* Start AVAILABLE DATA *
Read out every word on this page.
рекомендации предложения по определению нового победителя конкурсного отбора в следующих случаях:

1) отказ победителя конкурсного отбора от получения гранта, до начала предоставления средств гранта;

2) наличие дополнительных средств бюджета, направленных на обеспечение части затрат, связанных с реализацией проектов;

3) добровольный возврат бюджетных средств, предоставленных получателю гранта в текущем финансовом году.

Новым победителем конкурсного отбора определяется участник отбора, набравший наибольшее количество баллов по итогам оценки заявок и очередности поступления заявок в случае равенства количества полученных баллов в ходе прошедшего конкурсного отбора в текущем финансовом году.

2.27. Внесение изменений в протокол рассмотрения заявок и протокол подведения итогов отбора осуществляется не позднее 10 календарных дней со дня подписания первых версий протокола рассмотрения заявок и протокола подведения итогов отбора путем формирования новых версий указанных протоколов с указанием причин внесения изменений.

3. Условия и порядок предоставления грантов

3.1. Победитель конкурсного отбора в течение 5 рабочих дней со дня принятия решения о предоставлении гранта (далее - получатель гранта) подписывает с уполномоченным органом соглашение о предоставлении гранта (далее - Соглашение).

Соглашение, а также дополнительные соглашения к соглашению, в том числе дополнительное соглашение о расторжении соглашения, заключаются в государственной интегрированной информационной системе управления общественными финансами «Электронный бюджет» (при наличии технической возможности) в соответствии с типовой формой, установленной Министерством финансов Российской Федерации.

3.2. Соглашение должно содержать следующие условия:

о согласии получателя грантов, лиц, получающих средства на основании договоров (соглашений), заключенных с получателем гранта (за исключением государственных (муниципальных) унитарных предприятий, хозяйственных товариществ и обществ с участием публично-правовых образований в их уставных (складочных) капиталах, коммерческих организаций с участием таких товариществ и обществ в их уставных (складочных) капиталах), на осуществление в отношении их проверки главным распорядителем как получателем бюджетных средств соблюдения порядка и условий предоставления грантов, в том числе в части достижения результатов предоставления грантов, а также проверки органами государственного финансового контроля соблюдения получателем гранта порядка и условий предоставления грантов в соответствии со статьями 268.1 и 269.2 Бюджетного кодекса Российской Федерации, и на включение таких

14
* End AVAILABLE DATA *
EXERCISE DIRECTIONS
Of the lines above, copy each that contains "победителя".

CORRECT RESPONSE
рекомендации предложения по определению нового победителя конкурсного отбора в следующих случаях:
1) отказ победителя конкурсного отбора от получения гранта, до начала предоставления средств гранта;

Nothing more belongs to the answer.